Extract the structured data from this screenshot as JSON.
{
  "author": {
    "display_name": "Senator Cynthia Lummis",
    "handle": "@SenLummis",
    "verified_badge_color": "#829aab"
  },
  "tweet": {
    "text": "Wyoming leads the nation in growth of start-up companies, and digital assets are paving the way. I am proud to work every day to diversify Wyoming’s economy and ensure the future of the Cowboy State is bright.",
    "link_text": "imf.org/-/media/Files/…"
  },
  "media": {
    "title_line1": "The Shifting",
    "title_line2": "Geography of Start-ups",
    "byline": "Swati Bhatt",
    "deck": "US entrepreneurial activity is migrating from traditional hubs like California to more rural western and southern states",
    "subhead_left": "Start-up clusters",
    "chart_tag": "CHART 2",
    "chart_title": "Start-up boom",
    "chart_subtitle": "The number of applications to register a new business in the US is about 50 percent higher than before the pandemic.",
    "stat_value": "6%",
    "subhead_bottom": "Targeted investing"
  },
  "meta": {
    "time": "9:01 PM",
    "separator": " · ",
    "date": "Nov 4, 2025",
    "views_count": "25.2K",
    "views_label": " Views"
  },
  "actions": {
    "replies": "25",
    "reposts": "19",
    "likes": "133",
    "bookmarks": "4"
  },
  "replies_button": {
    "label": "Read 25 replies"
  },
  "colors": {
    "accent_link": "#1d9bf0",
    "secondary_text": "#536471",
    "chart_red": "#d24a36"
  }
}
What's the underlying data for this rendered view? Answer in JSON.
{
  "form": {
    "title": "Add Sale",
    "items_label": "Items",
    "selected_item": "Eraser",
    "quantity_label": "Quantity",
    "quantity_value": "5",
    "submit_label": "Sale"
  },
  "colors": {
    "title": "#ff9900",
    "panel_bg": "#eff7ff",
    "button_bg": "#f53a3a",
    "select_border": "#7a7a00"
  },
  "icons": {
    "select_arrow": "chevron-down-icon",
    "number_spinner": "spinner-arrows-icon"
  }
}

────────────────

● **Your goal**
Go through the entries above and pull out each line with "data" in it.

● **Response**
Extract the structured data from this screenshot as JSON.
What's the underlying data for this rendered view? Answer in JSON.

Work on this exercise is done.